Brano di partenza:
Non fare la fesseria di Cartesio, non c’è nessun «io» in principio: l’«io» è il fondato, non il fondamento. Il disegnato, non il Disegnatore.
Il mondo cade nell’esser-mio di un «io» a cose fatte!
Prima, c’è la Voce del Mondo.
Ça parle, il Mondo parla, l’Es è chiacchierone – e nessun Guaglione è sordo ai suoi richiami. E forse non uno, ma più di un «sussurro» gli profana il «tempio dell’Udito».
È questa «materia sonora» (caotica perché all’orecchio del Guaglione essa è senza significato) a influenzare gli «umori di fondo» (la Stimmung) delle sue creazioni immaginarie.

Narciso che sta dinanzi allo specchio, Narciso che sta per cadere nel miraggio della sua immagine, Adamo che sta per sdoppiarsi in Se Stesso e l’Altro – non è al riparo sotto una campana di vetro, ma esiste nel Mondo. Nel Mondo che parla.
Narciso, dice il Racconto, è già stato «tentato» da Eco. Il «sussurro», il Vento l’ha già insinuato nell’orecchio di Adamo.

Dinanzi allo specchio, non c’è un «io», fondamento inconcusso della struttura di un mondo, su cui solo dopo, solo a posteriori verrebbe a poggiare i suoi pesi il Mondo – quello cosmico, creato da dio.
No, dinanzi allo specchio, c’è il Mondo che parla, il Mondo che circola nelle sue stesse voci, il Mondo che s’informa del Mondo, che ne è curioso e che, a volte, se ne prende cura, a volte invece lo trascura.
Dinanzi allo specchio c’è il Mondo increato che sta per venire a individuarsi: non c’è solo un occhio a cui la Luce confida i suoi colori, c’è il Mondo il cui Occhio tra poco rinnoverà la creazione di quest’Altro Mondo, del Mondo in cui abita l’Altro.
Dinanzi allo specchio c’è il Mondo che «vede le voci».

E queste «voci» sono, sovente, tra loro dissidenti, scordate le une con le altre: le «notizie» che il Mondo si manda attraverso i mondi dell’Altro, raramente somigliano alle «note» della scala musicale. Sono piuttosto incognite che, a loro stessa insaputa, veicolano dissidenze oscure e conflitti insolubili.

Righe fornite:
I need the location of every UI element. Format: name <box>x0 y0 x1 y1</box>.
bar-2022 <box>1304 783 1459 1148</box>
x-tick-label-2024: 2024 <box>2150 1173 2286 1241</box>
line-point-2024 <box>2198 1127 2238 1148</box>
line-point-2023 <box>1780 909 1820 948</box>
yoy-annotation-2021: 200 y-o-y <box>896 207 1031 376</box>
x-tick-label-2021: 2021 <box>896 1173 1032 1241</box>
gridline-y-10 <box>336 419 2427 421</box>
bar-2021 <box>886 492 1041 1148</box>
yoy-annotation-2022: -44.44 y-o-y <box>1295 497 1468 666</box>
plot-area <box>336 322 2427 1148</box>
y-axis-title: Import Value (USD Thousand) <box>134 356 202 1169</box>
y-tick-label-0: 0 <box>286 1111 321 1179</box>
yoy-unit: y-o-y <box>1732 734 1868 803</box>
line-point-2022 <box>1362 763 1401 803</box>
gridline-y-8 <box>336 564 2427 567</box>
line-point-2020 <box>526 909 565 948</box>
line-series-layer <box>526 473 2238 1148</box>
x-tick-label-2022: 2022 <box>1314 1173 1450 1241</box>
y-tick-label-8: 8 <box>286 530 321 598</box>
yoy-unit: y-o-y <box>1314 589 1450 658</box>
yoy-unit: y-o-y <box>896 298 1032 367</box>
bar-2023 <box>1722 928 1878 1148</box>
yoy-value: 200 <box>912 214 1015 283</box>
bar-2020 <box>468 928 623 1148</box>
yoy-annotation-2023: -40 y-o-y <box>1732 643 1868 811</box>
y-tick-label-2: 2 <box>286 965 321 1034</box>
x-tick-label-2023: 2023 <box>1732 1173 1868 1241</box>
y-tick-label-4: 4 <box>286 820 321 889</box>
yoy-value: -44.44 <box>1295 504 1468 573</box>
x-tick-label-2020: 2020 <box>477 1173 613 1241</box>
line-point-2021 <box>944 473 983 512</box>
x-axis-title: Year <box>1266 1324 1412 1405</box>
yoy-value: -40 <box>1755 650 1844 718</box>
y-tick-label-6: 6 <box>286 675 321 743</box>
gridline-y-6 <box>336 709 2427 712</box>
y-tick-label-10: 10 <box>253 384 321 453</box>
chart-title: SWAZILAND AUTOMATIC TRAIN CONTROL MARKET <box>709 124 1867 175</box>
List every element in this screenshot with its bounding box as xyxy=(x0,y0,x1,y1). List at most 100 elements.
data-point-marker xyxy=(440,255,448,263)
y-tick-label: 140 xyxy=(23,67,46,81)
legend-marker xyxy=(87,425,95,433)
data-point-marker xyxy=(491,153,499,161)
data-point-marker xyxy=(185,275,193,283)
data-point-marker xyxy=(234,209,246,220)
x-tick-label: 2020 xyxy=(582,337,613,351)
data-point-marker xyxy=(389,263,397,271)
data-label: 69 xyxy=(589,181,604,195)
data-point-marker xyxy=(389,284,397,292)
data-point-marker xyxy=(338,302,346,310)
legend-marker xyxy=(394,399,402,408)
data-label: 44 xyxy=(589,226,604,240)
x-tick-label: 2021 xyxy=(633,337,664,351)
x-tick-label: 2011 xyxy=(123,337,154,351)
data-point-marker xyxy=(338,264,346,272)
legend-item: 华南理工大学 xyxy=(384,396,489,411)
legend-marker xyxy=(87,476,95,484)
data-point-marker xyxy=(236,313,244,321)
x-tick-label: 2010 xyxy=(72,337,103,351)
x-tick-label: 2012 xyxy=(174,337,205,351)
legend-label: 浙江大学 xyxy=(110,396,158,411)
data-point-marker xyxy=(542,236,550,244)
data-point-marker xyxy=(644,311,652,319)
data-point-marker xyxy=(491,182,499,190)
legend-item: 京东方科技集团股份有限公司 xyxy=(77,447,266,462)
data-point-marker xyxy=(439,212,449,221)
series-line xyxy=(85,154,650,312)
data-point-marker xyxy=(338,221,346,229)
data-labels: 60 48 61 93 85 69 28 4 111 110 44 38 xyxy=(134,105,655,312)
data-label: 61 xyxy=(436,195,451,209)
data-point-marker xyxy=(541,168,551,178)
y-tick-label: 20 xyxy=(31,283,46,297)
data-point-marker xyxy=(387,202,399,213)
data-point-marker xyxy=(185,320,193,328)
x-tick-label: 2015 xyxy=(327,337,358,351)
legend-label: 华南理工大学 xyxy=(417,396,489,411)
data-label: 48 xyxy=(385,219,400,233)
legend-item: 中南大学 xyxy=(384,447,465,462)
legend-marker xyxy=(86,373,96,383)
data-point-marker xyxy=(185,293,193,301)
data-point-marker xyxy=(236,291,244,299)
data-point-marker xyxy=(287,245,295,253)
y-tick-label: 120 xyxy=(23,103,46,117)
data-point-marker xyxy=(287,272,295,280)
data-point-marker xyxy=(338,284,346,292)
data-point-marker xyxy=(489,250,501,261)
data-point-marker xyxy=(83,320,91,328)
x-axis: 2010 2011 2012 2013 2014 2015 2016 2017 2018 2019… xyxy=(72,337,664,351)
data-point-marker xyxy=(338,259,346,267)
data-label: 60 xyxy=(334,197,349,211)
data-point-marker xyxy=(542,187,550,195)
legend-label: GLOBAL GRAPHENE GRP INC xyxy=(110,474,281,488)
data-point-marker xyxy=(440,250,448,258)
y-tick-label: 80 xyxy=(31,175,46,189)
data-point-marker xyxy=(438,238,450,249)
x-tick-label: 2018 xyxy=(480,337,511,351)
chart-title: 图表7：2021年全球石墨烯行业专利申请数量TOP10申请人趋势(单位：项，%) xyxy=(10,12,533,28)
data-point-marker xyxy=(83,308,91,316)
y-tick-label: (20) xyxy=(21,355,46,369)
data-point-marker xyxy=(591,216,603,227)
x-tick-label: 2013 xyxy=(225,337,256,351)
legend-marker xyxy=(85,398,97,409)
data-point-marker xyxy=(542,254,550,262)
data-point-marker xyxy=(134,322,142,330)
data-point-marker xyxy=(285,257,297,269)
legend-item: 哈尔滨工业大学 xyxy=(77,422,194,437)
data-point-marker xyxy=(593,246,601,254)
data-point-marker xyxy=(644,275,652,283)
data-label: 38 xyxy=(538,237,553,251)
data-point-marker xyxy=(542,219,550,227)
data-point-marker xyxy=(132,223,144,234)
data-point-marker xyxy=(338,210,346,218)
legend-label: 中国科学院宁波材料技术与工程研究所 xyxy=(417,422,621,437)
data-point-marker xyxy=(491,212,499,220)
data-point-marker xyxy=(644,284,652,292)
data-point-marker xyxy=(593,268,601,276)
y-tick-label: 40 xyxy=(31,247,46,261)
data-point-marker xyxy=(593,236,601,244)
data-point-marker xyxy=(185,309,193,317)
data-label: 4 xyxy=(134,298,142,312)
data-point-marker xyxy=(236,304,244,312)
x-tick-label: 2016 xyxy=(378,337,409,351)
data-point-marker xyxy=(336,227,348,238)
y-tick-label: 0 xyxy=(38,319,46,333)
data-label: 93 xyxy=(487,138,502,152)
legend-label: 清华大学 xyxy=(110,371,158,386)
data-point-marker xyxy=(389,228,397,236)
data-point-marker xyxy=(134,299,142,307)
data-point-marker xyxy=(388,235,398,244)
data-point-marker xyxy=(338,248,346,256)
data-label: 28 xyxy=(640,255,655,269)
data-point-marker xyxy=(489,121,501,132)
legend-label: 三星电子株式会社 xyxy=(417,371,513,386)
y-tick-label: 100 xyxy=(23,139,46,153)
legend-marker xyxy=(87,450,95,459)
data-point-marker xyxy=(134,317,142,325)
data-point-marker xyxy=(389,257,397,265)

Consegne:
1. Nel brano sulla Voce del Mondo, per quale motivo la «materia sonora» viene definita caotica? Rispondi con una a tre frasi.
2. Ricopia tali e quali le righe fornite, non il brano: parti dalla prima riga e fermati dopo quella che contiene "line-point-2023 <box>1780 909 1820 948</box>", compresa.
Le righe non hanno alcun legame con il brano.

Soluzioni complete:
1. La «materia sonora» è caotica perché all'orecchio del Guaglione non ha alcun significato.

2.
I need the location of every UI element. Format: name <box>x0 y0 x1 y1</box>.
bar-2022 <box>1304 783 1459 1148</box>
x-tick-label-2024: 2024 <box>2150 1173 2286 1241</box>
line-point-2024 <box>2198 1127 2238 1148</box>
line-point-2023 <box>1780 909 1820 948</box>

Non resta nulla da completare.